» Goal
Restate the records below word for word, and omit the images they hold.

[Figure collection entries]

########################################

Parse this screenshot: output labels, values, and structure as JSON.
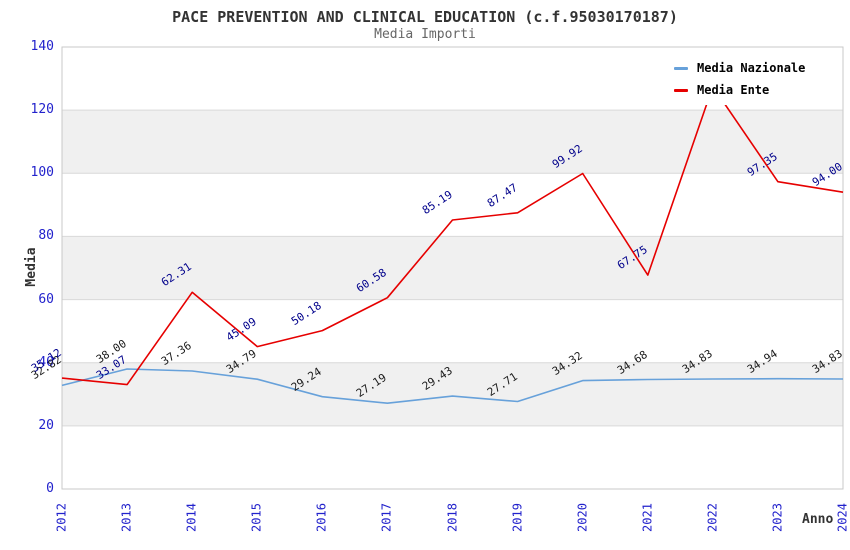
{
  "colors": {
    "tick_label": "#2222cc",
    "title": "#333333",
    "subtitle": "#666666",
    "band": "#f0f0f0",
    "gridline": "#d9d9d9",
    "plot_border": "#c9c9c9",
    "nazionale_line": "#67a1da",
    "ente_line": "#e60000",
    "nazionale_point_label": "#1a1a1a",
    "ente_point_label": "#00008b"
  },
  "chart_data": {
    "type": "line",
    "title": "PACE PREVENTION AND CLINICAL EDUCATION (c.f.95030170187)",
    "subtitle": "Media Importi",
    "xlabel": "Anno",
    "ylabel": "Media",
    "x": [
      2012,
      2013,
      2014,
      2015,
      2016,
      2017,
      2018,
      2019,
      2020,
      2021,
      2022,
      2023,
      2024
    ],
    "ylim": [
      0,
      140
    ],
    "yticks": [
      0,
      20,
      40,
      60,
      80,
      100,
      120,
      140
    ],
    "grid": true,
    "alternating_bands": true,
    "legend_position": "top-right",
    "series": [
      {
        "name": "Media Nazionale",
        "color": "#67a1da",
        "label_color": "#1a1a1a",
        "values": [
          32.82,
          38.0,
          37.36,
          34.79,
          29.24,
          27.19,
          29.43,
          27.71,
          34.32,
          34.68,
          34.83,
          34.94,
          34.83
        ],
        "point_labels": [
          "32.82",
          "38.00",
          "37.36",
          "34.79",
          "29.24",
          "27.19",
          "29.43",
          "27.71",
          "34.32",
          "34.68",
          "34.83",
          "34.94",
          "34.83"
        ]
      },
      {
        "name": "Media Ente",
        "color": "#e60000",
        "label_color": "#00008b",
        "values": [
          35.12,
          33.07,
          62.31,
          45.09,
          50.18,
          60.58,
          85.19,
          87.47,
          99.92,
          67.75,
          127.5,
          97.35,
          94.0
        ],
        "point_labels": [
          "35.12",
          "33.07",
          "62.31",
          "45.09",
          "50.18",
          "60.58",
          "85.19",
          "87.47",
          "99.92",
          "67.75",
          "",
          "97.35",
          "94.00"
        ]
      }
    ]
  }
}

########################################

» Exercise response
Parse this screenshot: output labels, values, and structure as JSON.
{
  "colors": {
    "tick_label": "#2222cc",
    "title": "#333333",
    "subtitle": "#666666",
    "band": "#f0f0f0",
    "gridline": "#d9d9d9",
    "plot_border": "#c9c9c9",
    "nazionale_line": "#67a1da",
    "ente_line": "#e60000",
    "nazionale_point_label": "#1a1a1a",
    "ente_point_label": "#00008b"
  },
  "chart_data": {
    "type": "line",
    "title": "PACE PREVENTION AND CLINICAL EDUCATION (c.f.95030170187)",
    "subtitle": "Media Importi",
    "xlabel": "Anno",
    "ylabel": "Media",
    "x": [
      2012,
      2013,
      2014,
      2015,
      2016,
      2017,
      2018,
      2019,
      2020,
      2021,
      2022,
      2023,
      2024
    ],
    "ylim": [
      0,
      140
    ],
    "yticks": [
      0,
      20,
      40,
      60,
      80,
      100,
      120,
      140
    ],
    "grid": true,
    "alternating_bands": true,
    "legend_position": "top-right",
    "series": [
      {
        "name": "Media Nazionale",
        "color": "#67a1da",
        "label_color": "#1a1a1a",
        "values": [
          32.82,
          38.0,
          37.36,
          34.79,
          29.24,
          27.19,
          29.43,
          27.71,
          34.32,
          34.68,
          34.83,
          34.94,
          34.83
        ],
        "point_labels": [
          "32.82",
          "38.00",
          "37.36",
          "34.79",
          "29.24",
          "27.19",
          "29.43",
          "27.71",
          "34.32",
          "34.68",
          "34.83",
          "34.94",
          "34.83"
        ]
      },
      {
        "name": "Media Ente",
        "color": "#e60000",
        "label_color": "#00008b",
        "values": [
          35.12,
          33.07,
          62.31,
          45.09,
          50.18,
          60.58,
          85.19,
          87.47,
          99.92,
          67.75,
          127.5,
          97.35,
          94.0
        ],
        "point_labels": [
          "35.12",
          "33.07",
          "62.31",
          "45.09",
          "50.18",
          "60.58",
          "85.19",
          "87.47",
          "99.92",
          "67.75",
          "",
          "97.35",
          "94.00"
        ]
      }
    ]
  }
}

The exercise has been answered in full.